Tâches à réaliser =
1: D'après l'extrait sur la sobriété résidentielle, les affirmations (a), (b) et (c) sont-elles exactes ? Répondez par oui ou par non, en citant à chaque fois les mots décisifs du texte. (a) Le programme « Jung kauft Alt » aide des jeunes familles à acheter des maisons individuelles plus anciennes. (b) Le modèle réécrit de règlementation de la construction n'a pas encore été adopté. (c) Au Danemark, certains seuils d'émissions de CO₂ s'appliquent déjà sur l'ensemble du cycle de vie du bâtiment.
2: Quels Länder l'extrait sur la sobriété résidentielle cite-t-il parmi ceux qui ont déjà intégré des dispositions similaires dans leur propre législation ?
3: Traduisez en anglais cette phrase de l'extrait sur la sobriété résidentielle : « Cela rendrait les rénovations plus attractives, car elles ne génèrent pas de nouvelles émissions de CO₂ comme c’est le cas pour les constructions neuves. »

Extrait =

---

C’est un sujet explosif sur le plan sociétal. La sobriété résidentielle est vite perçue comme un renoncement, ou comme une manière d’enlever quelque chose aux gens. La vraie question est pourtant : comment voulons-nous vraiment vivre ? Et je pense que beaucoup de personnes seraient prêtes à déménager, à se loger dans plus petit. Mais elles manquent clairement de soutien. Il faudrait renforcer la sensibilisation sur les possibilités existantes, sans imposer à quiconque de fortes restrictions : cela représente un énorme potentiel.

D’après vous, comment l’État fédéral et les Länder peuvent-ils promouvoir la sobriété résidentielle ?

Il existe déjà des programmes nationaux tels que « Jung kauft Alt » (Les jeunes achètent de l’ancien) – ce que je trouve très bien. Des jeunes familles sont aidées dans l’achat de maisons individuelles plus anciennes, tandis que les anciens propriétaires – souvent des couples âgés – peuvent s’installer en ville dans un logement plus adapté.

Depuis plusieurs années, la Chambre fédérale des architectes plaide pour une « règlementation du réaménagement ». Celle-ci pourrait aider à transformer l’existant pour favoriser un usage plus adapté aux besoins. Où en est-on actuellement de sa mise en œuvre ?

Nous avons réécrit le modèle de règlementation de la construction au niveau fédéral pour qu’il favorise et privilégie la rénovation par rapport à la construction neuve. Ce texte a été adopté. Sur cette base, plusieurs Länder – dont la Basse-Saxe, Brême et Hambourg – ont déjà intégré des dispositions similaires dans leur propre législation. Il faut désormais évaluer systématiquement si un bâtiment peut être conservé ou dans quelles conditions il ne peut plus l’être.

L’étape suivante serait d’intégrer l’analyse du cycle de vie dans la procédure de demande de permis de construire. Comme c’est déjà le cas au Danemark, certains seuils d’émissions de CO₂ ne devraient pas être dépassés sur l’ensemble du cycle de vie du bâtiment. Sinon, le permis ne serait pas délivré. Cela rendrait les rénovations plus attractives, car elles ne génèrent pas de nouvelles émissions de CO₂ comme c’est le cas pour les constructions neuves.

---

[Listes de coordonnées des cadres]
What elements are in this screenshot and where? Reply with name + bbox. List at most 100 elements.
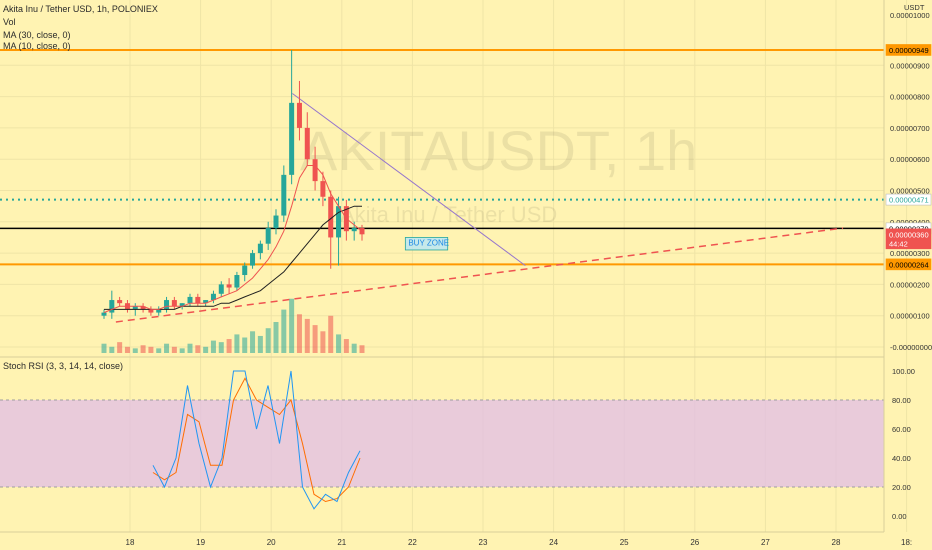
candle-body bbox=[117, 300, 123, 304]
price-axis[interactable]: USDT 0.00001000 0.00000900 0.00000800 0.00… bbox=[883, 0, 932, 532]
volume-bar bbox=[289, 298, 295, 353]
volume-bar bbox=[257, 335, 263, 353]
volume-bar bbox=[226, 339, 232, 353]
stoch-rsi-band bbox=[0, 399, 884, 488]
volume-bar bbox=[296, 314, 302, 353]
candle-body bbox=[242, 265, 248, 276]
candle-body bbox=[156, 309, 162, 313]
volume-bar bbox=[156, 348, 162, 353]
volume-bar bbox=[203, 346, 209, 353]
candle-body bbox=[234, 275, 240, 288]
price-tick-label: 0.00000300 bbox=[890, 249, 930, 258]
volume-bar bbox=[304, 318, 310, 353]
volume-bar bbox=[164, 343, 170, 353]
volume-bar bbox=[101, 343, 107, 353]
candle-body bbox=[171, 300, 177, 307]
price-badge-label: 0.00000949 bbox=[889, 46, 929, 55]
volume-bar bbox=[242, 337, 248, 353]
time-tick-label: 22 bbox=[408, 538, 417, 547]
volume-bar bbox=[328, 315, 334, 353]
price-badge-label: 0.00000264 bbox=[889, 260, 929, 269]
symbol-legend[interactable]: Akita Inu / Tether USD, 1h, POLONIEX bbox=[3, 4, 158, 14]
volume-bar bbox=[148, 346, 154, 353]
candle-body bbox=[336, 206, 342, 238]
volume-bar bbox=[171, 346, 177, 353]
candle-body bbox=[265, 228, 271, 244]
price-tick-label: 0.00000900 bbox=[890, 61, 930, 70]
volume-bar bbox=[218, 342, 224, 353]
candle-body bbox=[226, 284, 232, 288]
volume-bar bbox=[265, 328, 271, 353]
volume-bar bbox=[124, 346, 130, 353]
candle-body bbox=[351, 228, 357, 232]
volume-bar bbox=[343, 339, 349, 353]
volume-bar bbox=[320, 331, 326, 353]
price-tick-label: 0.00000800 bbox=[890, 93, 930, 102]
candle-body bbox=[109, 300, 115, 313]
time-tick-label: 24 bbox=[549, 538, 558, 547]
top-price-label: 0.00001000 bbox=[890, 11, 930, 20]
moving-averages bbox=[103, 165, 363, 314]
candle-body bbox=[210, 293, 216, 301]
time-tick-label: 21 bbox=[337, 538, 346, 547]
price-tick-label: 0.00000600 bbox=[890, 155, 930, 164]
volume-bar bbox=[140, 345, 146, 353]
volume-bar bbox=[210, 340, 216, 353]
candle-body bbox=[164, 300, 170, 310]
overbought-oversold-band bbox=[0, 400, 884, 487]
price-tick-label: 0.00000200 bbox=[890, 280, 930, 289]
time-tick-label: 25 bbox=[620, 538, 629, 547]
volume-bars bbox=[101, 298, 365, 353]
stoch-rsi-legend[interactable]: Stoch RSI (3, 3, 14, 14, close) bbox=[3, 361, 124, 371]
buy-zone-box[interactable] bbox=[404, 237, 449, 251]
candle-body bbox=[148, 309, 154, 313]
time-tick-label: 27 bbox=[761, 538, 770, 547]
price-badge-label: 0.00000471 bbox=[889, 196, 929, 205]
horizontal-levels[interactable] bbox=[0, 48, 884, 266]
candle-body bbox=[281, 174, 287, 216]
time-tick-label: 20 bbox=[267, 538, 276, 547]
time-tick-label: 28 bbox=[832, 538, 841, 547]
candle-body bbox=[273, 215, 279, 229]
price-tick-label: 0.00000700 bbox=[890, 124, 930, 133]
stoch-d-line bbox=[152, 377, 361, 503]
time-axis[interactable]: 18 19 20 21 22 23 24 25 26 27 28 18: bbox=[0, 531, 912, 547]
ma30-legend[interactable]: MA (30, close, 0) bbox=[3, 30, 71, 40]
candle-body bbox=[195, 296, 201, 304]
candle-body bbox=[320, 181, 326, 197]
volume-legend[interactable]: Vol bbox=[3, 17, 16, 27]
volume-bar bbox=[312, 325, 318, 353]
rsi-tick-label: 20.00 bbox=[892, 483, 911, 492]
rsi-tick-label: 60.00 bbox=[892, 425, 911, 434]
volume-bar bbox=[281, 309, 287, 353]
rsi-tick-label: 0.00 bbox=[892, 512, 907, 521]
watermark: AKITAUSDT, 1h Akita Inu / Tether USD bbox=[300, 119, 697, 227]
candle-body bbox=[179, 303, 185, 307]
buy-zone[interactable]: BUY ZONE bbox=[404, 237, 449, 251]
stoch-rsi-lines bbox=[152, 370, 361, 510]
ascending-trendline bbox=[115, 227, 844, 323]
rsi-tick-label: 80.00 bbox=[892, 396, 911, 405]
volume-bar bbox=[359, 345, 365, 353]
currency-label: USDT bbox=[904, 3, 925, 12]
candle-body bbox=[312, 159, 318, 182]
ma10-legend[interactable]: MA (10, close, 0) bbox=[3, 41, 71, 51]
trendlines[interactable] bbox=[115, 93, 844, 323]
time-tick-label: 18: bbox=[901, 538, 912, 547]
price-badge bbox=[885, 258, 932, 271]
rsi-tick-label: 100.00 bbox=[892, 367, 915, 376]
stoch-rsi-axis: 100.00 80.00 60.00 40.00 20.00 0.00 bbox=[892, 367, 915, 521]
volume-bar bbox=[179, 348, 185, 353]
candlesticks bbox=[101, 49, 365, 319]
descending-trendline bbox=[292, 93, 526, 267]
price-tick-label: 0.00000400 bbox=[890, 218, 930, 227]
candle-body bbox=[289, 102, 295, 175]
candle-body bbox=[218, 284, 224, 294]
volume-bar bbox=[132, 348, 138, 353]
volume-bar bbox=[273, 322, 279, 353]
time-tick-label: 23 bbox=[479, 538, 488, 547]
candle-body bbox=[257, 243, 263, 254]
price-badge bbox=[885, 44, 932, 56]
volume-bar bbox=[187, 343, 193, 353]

---

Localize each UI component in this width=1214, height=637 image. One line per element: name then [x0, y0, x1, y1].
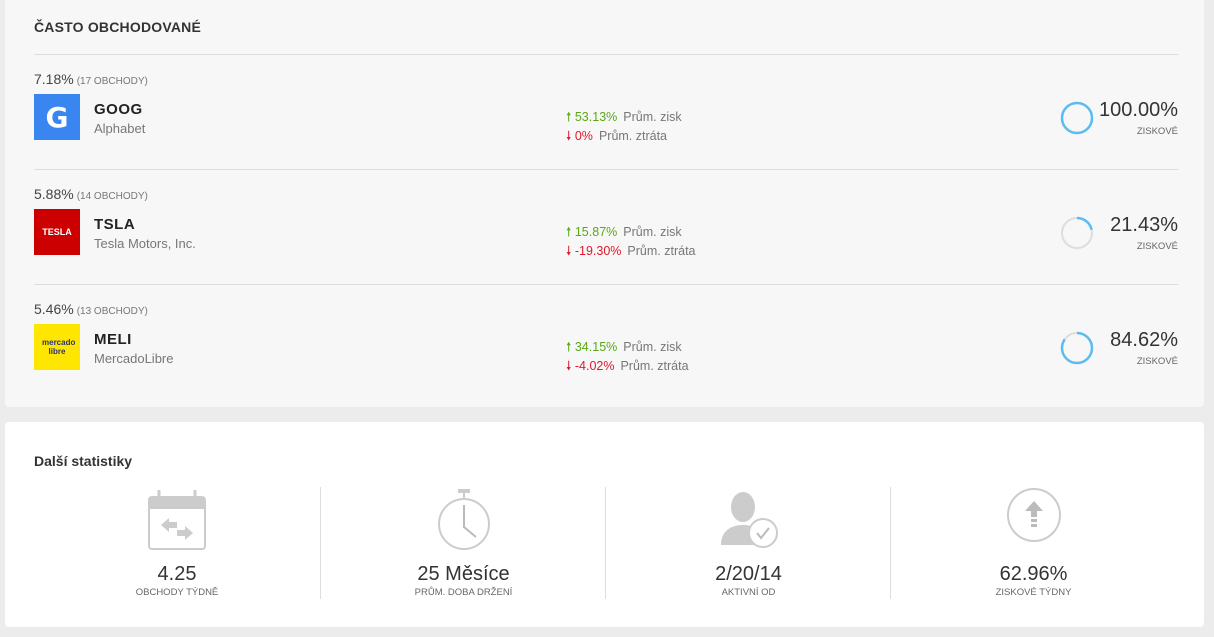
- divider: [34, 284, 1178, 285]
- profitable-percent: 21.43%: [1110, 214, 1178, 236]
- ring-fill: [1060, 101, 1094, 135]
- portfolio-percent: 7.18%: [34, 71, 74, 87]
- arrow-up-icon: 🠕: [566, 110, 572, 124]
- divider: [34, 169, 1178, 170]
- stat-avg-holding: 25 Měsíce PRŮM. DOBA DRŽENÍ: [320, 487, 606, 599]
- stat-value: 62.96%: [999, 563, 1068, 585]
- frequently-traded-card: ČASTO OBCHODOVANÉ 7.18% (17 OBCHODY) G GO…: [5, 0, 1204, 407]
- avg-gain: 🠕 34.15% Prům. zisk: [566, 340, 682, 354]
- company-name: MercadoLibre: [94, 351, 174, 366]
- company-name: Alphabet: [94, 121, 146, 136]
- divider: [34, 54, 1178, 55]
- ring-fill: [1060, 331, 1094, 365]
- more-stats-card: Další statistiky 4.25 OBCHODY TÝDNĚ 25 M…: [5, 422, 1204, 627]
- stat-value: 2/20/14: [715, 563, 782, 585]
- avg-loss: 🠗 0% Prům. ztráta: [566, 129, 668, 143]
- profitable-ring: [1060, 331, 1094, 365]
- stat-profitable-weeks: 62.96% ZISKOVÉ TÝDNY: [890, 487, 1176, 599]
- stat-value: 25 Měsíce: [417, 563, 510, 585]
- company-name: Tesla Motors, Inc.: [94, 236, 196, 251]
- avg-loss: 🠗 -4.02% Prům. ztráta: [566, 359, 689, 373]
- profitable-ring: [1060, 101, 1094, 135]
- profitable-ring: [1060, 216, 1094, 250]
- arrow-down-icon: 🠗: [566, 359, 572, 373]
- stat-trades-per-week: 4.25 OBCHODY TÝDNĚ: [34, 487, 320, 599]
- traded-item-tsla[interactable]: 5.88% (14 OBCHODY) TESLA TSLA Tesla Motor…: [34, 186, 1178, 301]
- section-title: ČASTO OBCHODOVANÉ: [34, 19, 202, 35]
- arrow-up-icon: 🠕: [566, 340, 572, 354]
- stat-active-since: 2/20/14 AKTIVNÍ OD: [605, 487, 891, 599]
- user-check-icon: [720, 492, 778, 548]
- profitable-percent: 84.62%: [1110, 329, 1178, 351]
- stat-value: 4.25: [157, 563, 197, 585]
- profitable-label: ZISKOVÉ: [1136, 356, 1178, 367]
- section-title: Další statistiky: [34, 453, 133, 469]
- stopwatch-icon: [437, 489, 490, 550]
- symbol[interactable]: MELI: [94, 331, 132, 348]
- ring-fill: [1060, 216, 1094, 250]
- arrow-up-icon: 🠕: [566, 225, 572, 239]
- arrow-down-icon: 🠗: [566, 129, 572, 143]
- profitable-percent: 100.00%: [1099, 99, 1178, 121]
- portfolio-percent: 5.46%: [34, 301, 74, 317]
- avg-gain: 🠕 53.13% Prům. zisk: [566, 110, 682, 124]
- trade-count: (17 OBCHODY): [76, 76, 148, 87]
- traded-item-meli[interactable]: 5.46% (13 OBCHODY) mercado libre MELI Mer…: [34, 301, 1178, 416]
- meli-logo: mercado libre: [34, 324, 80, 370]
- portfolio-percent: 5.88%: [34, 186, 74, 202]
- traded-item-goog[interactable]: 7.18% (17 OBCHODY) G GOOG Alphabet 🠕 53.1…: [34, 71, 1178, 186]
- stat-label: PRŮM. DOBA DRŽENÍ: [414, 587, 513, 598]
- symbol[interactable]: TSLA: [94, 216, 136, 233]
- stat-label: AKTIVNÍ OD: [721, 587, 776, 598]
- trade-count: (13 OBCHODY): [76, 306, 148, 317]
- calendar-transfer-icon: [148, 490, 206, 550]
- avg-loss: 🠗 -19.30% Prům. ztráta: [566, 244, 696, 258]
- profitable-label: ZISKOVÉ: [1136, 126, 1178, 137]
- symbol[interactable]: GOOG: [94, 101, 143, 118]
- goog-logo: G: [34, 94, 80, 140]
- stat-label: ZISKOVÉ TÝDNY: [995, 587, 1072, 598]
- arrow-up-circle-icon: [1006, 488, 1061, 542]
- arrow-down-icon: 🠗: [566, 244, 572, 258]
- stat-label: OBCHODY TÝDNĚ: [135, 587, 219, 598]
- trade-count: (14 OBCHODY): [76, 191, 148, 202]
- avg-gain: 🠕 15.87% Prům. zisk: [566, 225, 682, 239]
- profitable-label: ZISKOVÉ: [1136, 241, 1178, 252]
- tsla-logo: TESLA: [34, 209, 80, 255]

---

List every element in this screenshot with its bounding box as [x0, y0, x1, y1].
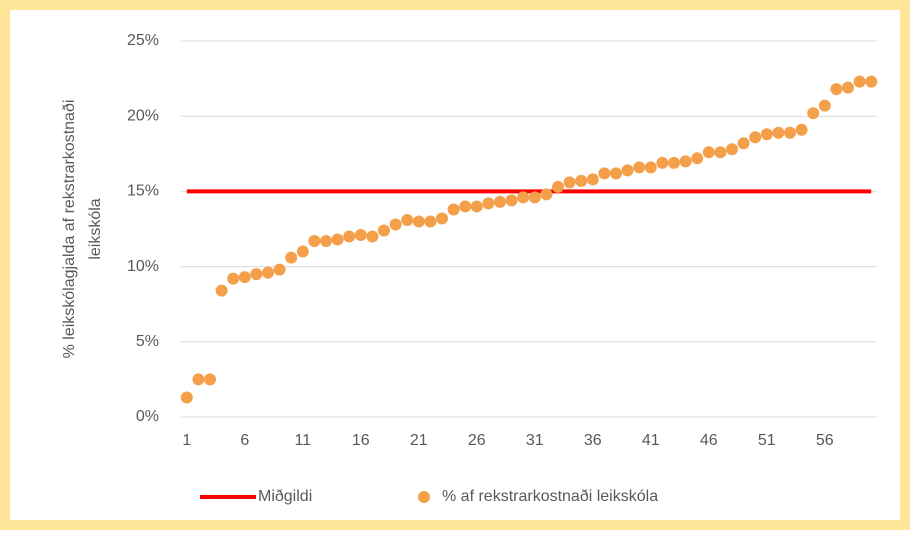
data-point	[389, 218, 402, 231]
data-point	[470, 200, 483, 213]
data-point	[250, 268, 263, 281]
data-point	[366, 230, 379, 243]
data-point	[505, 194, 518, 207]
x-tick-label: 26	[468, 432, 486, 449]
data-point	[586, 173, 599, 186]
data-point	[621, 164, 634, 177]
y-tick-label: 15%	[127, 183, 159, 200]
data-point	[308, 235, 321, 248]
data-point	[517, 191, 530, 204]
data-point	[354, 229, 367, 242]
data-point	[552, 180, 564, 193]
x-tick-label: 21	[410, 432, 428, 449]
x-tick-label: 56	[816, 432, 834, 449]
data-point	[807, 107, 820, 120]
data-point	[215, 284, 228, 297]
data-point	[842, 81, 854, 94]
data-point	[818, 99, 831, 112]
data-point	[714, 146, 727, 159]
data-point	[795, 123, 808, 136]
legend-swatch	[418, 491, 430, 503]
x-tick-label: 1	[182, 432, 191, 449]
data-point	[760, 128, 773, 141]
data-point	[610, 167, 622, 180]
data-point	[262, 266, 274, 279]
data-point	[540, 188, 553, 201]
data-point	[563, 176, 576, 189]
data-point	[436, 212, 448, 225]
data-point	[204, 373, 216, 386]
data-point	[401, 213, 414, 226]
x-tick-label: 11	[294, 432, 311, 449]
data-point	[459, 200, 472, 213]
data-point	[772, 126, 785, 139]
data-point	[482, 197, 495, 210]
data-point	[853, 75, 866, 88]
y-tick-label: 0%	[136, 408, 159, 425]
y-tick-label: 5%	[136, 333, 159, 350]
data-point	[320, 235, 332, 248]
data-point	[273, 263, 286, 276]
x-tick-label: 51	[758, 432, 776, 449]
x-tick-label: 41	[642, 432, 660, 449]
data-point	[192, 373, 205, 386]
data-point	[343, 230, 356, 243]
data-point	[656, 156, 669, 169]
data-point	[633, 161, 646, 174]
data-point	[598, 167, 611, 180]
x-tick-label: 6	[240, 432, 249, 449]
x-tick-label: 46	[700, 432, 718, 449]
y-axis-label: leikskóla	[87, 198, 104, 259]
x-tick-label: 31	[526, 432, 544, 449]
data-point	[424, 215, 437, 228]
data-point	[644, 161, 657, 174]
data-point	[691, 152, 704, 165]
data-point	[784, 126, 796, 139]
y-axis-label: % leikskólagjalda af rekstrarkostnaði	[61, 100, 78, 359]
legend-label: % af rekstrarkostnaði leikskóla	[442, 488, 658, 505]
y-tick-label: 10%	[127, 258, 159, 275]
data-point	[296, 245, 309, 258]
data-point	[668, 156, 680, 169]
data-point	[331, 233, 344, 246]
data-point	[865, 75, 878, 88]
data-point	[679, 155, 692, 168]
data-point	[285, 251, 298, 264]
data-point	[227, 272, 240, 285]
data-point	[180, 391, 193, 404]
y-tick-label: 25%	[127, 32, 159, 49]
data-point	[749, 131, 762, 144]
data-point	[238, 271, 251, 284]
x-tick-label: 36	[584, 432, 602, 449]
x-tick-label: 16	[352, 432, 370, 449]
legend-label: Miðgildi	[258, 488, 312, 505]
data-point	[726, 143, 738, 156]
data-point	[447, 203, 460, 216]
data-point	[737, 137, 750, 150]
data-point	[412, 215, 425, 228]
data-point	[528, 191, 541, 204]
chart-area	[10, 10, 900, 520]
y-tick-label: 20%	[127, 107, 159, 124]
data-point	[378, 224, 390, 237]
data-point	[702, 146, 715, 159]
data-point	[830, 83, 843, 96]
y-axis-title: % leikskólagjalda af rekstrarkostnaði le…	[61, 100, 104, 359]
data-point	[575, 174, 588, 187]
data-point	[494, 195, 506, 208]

---

Réponses par tâche =
1:
(a) Oui : « Des jeunes familles sont aidées dans l’achat de maisons individuelles plus anciennes ».
(b) Non : « Ce texte a été adopté. »
(c) Oui : « Comme c’est déjà le cas au Danemark, certains seuils d’émissions de CO₂ ne devraient pas être dépassés sur l’ensemble du cycle de vie du bâtiment. »

2: La Basse-Saxe, Brême et Hambourg.

3: This would make renovations more attractive, because they do not generate new CO₂ emissions, as is the case with new construction.